▶ Tasks to complete
A) In the text on self-funded retirees and the coronavirus stimulus, for which financial years were minimum pension payment amounts halved?
B) Continue the piece on self-funded retirees and minimum pension drawdowns from its last sentence.

*** Opening of Extracted text ***

The federal government’s coronavirus stimulus package is without doubt generous, but they’ve forgotten about one important segment of our community – self-funded retirees.
Once a super fund member moves into pension mode, they are required by law to draw a minimum amount out of the pension account each year. This is calculated as a percentage of a member’s pension balance based on their age. To comply, people can be forced to dispose of investments if their fund holds an insufficient cash balance to satisfy these minimum drawdown requirements.
You may recall during the global financial crisis (GFC) between 2007 and 2009 the government made the welcome decision to decrease the minimum pension withdrawal requirement for Australians in pension mode. This measure of relief was extended over several financial years. Minimum pension payment amounts were halved for certain pensions and annuities for the 2009, 2010 and 2011 financial years. The reduction was subsequently adjusted to 25 per cent for 2011/12 and 2012/13.

*** Close of Extracted text ***
*** Opening of Dataset content ***

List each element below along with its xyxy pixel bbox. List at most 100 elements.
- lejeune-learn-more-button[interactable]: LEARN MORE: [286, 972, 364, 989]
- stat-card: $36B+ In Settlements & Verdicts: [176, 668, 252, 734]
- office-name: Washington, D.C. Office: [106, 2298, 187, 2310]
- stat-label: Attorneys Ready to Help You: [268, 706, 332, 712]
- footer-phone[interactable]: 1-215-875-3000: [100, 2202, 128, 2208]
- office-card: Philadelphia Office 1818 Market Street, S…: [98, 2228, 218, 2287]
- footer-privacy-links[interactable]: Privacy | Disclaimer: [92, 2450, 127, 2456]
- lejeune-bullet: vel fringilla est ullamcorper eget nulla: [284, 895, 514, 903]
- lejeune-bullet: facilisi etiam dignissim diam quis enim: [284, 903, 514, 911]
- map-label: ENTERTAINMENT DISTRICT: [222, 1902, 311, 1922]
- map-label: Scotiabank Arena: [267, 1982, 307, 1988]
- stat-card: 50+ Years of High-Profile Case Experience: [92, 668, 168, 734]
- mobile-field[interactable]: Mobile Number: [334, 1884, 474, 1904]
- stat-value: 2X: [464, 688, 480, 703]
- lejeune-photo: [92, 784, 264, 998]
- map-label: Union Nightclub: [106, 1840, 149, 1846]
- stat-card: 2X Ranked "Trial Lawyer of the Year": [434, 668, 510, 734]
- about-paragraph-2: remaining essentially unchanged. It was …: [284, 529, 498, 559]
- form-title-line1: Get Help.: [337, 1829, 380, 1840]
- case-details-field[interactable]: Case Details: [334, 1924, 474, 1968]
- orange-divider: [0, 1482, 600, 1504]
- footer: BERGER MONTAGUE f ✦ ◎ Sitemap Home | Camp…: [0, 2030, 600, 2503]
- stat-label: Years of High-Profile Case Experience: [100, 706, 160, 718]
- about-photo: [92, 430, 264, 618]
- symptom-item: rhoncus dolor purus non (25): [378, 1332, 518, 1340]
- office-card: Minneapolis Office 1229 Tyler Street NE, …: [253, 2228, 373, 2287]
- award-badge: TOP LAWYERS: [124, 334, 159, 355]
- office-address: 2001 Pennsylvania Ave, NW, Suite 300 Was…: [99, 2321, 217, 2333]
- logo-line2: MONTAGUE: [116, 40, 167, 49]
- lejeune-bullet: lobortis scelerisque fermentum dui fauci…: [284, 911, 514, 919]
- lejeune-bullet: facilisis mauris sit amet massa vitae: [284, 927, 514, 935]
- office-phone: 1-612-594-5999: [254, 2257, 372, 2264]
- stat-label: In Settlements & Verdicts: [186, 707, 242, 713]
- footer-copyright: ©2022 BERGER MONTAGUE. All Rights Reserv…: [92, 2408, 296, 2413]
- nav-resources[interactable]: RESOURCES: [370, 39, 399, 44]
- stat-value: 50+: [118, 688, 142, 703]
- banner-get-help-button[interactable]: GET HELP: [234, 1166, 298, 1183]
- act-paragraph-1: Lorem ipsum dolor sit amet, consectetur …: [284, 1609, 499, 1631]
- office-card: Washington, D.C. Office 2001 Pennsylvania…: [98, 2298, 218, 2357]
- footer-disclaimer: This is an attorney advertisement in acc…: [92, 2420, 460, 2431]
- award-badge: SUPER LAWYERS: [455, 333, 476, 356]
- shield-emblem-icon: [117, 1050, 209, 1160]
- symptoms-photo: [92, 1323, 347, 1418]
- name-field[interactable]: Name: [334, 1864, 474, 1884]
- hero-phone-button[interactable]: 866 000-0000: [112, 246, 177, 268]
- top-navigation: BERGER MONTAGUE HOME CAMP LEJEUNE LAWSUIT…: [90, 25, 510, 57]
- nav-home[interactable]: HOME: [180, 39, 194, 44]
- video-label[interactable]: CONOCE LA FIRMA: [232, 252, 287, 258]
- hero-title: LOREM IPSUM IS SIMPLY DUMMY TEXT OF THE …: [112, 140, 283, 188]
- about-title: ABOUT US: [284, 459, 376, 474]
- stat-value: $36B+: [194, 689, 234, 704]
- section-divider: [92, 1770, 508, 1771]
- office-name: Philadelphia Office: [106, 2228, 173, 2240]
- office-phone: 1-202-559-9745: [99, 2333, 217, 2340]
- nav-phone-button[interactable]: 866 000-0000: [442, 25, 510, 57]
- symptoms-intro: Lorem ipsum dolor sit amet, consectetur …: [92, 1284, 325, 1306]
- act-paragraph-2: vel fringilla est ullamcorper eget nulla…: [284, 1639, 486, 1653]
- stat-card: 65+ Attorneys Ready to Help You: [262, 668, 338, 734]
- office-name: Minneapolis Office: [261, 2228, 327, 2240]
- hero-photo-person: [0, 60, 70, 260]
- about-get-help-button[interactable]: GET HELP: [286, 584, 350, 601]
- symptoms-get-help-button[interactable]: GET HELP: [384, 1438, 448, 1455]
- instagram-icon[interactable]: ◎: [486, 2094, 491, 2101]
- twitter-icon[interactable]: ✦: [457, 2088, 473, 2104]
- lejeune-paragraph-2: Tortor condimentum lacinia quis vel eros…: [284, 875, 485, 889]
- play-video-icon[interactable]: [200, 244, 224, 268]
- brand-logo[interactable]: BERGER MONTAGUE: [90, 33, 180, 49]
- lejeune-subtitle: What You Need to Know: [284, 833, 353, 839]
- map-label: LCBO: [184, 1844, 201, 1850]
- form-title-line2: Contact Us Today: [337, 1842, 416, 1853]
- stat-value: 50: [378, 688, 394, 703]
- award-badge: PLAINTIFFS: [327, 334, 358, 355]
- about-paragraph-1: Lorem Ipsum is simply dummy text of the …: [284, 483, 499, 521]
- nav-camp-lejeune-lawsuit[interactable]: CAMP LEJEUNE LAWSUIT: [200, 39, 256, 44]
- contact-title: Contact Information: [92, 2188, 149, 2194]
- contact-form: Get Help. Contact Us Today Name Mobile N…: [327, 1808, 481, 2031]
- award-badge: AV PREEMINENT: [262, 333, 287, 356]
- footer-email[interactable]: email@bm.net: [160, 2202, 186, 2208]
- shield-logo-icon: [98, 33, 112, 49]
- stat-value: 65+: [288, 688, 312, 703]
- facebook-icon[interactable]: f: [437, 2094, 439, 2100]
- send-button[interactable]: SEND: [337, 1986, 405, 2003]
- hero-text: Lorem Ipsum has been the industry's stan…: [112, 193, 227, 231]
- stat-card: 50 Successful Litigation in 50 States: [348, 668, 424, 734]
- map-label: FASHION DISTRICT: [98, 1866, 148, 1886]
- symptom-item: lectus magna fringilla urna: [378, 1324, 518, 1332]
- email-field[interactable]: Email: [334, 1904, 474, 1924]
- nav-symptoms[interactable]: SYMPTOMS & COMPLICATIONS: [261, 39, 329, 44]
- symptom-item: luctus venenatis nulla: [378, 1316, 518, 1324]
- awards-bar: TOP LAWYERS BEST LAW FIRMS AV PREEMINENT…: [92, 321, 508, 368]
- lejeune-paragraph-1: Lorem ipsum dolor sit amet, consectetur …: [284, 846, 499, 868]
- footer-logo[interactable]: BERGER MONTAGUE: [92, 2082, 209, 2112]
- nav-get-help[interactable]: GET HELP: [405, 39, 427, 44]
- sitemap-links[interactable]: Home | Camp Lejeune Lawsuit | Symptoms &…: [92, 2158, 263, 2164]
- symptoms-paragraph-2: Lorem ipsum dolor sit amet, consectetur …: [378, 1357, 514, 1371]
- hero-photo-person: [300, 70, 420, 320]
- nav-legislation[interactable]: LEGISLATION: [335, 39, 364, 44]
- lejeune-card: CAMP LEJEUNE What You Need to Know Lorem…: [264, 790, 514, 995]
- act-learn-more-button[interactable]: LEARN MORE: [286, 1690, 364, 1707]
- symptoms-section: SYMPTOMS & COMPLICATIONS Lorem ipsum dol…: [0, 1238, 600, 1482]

*** Close of Dataset content ***

▶ Answer set
A) The 2009, 2010 and 2011 financial years.

B)
Many retirees who don’t need to live off their pension savings wait until the end of the financial year to make the drawdown from their fund. This means a significant number of Australian pensioners may be required to liquidate investments to satisfy the pension minimum, in many cases doing so when the value of shares or investments have plummeted as a result of the market effect of COVID-19. How is this fair?
I’m delighted to see the government making stimulus handouts, but let’s extend the focus to the superannuation sector – and I’m talking more than a one-off handout of $750 if you’re obtaining Centrelink benefits.
I’d like to see Canberra repeat the precedent set during the GFC and decrease minimum pension requirements. Give pensioners the opportunity to sit on their investments until market conditions (eventually) recover.